• [GIVEN REQUEST]
The records that follow must be reproduced in full, exactly as written.

Records that describe figures:
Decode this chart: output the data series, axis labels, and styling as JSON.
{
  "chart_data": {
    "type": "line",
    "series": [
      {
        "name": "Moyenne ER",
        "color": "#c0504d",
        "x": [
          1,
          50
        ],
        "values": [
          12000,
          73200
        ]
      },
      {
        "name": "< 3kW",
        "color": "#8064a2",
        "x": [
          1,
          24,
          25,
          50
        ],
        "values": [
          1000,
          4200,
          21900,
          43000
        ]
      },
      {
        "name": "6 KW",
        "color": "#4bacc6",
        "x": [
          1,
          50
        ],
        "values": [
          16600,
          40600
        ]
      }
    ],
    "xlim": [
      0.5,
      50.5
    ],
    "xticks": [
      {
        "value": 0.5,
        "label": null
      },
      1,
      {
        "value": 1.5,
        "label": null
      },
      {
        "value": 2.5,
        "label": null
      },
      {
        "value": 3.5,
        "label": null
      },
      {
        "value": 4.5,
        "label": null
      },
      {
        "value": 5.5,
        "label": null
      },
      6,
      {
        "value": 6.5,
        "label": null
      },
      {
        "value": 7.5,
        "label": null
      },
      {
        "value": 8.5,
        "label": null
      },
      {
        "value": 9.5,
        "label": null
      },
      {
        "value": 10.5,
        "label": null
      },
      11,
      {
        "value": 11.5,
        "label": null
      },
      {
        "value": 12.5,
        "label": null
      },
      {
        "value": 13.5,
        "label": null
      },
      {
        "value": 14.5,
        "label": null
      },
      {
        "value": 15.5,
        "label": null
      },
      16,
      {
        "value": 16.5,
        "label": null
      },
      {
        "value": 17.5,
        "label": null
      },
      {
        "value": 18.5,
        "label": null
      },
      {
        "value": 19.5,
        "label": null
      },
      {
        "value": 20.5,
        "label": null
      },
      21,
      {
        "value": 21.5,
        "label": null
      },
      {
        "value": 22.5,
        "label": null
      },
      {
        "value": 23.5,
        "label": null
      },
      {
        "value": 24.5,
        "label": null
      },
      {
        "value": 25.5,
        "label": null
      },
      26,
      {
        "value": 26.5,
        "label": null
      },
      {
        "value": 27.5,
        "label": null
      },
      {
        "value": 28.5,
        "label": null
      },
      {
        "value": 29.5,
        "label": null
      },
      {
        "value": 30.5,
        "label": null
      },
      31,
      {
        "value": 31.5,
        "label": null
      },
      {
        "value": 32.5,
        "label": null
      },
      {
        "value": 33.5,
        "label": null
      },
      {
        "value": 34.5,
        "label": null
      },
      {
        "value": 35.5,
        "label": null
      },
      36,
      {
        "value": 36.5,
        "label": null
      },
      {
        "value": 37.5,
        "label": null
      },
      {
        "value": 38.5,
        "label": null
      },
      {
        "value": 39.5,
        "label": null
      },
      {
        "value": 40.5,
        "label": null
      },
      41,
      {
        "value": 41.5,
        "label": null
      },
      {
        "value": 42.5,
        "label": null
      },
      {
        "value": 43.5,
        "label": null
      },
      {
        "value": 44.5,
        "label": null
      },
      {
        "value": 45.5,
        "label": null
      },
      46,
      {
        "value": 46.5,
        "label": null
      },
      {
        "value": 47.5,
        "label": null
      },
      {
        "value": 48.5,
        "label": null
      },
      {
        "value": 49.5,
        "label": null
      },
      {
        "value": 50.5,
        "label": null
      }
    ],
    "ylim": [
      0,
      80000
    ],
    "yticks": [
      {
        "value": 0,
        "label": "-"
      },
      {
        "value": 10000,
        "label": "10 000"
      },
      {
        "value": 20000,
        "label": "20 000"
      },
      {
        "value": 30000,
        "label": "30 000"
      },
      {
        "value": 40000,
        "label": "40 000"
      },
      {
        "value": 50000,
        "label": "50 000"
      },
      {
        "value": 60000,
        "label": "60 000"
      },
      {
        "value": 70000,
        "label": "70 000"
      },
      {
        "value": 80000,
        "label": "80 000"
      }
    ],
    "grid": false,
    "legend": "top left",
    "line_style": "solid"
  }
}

• [COMPLETE ANSWER]
Decode this chart: output the data series, axis labels, and styling as JSON.
{
  "chart_data": {
    "type": "line",
    "series": [
      {
        "name": "Moyenne ER",
        "color": "#c0504d",
        "x": [
          1,
          50
        ],
        "values": [
          12000,
          73200
        ]
      },
      {
        "name": "< 3kW",
        "color": "#8064a2",
        "x": [
          1,
          24,
          25,
          50
        ],
        "values": [
          1000,
          4200,
          21900,
          43000
        ]
      },
      {
        "name": "6 KW",
        "color": "#4bacc6",
        "x": [
          1,
          50
        ],
        "values": [
          16600,
          40600
        ]
      }
    ],
    "xlim": [
      0.5,
      50.5
    ],
    "xticks": [
      {
        "value": 0.5,
        "label": null
      },
      1,
      {
        "value": 1.5,
        "label": null
      },
      {
        "value": 2.5,
        "label": null
      },
      {
        "value": 3.5,
        "label": null
      },
      {
        "value": 4.5,
        "label": null
      },
      {
        "value": 5.5,
        "label": null
      },
      6,
      {
        "value": 6.5,
        "label": null
      },
      {
        "value": 7.5,
        "label": null
      },
      {
        "value": 8.5,
        "label": null
      },
      {
        "value": 9.5,
        "label": null
      },
      {
        "value": 10.5,
        "label": null
      },
      11,
      {
        "value": 11.5,
        "label": null
      },
      {
        "value": 12.5,
        "label": null
      },
      {
        "value": 13.5,
        "label": null
      },
      {
        "value": 14.5,
        "label": null
      },
      {
        "value": 15.5,
        "label": null
      },
      16,
      {
        "value": 16.5,
        "label": null
      },
      {
        "value": 17.5,
        "label": null
      },
      {
        "value": 18.5,
        "label": null
      },
      {
        "value": 19.5,
        "label": null
      },
      {
        "value": 20.5,
        "label": null
      },
      21,
      {
        "value": 21.5,
        "label": null
      },
      {
        "value": 22.5,
        "label": null
      },
      {
        "value": 23.5,
        "label": null
      },
      {
        "value": 24.5,
        "label": null
      },
      {
        "value": 25.5,
        "label": null
      },
      26,
      {
        "value": 26.5,
        "label": null
      },
      {
        "value": 27.5,
        "label": null
      },
      {
        "value": 28.5,
        "label": null
      },
      {
        "value": 29.5,
        "label": null
      },
      {
        "value": 30.5,
        "label": null
      },
      31,
      {
        "value": 31.5,
        "label": null
      },
      {
        "value": 32.5,
        "label": null
      },
      {
        "value": 33.5,
        "label": null
      },
      {
        "value": 34.5,
        "label": null
      },
      {
        "value": 35.5,
        "label": null
      },
      36,
      {
        "value": 36.5,
        "label": null
      },
      {
        "value": 37.5,
        "label": null
      },
      {
        "value": 38.5,
        "label": null
      },
      {
        "value": 39.5,
        "label": null
      },
      {
        "value": 40.5,
        "label": null
      },
      41,
      {
        "value": 41.5,
        "label": null
      },
      {
        "value": 42.5,
        "label": null
      },
      {
        "value": 43.5,
        "label": null
      },
      {
        "value": 44.5,
        "label": null
      },
      {
        "value": 45.5,
        "label": null
      },
      46,
      {
        "value": 46.5,
        "label": null
      },
      {
        "value": 47.5,
        "label": null
      },
      {
        "value": 48.5,
        "label": null
      },
      {
        "value": 49.5,
        "label": null
      },
      {
        "value": 50.5,
        "label": null
      }
    ],
    "ylim": [
      0,
      80000
    ],
    "yticks": [
      {
        "value": 0,
        "label": "-"
      },
      {
        "value": 10000,
        "label": "10 000"
      },
      {
        "value": 20000,
        "label": "20 000"
      },
      {
        "value": 30000,
        "label": "30 000"
      },
      {
        "value": 40000,
        "label": "40 000"
      },
      {
        "value": 50000,
        "label": "50 000"
      },
      {
        "value": 60000,
        "label": "60 000"
      },
      {
        "value": 70000,
        "label": "70 000"
      },
      {
        "value": 80000,
        "label": "80 000"
      }
    ],
    "grid": false,
    "legend": "top left",
    "line_style": "solid"
  }
}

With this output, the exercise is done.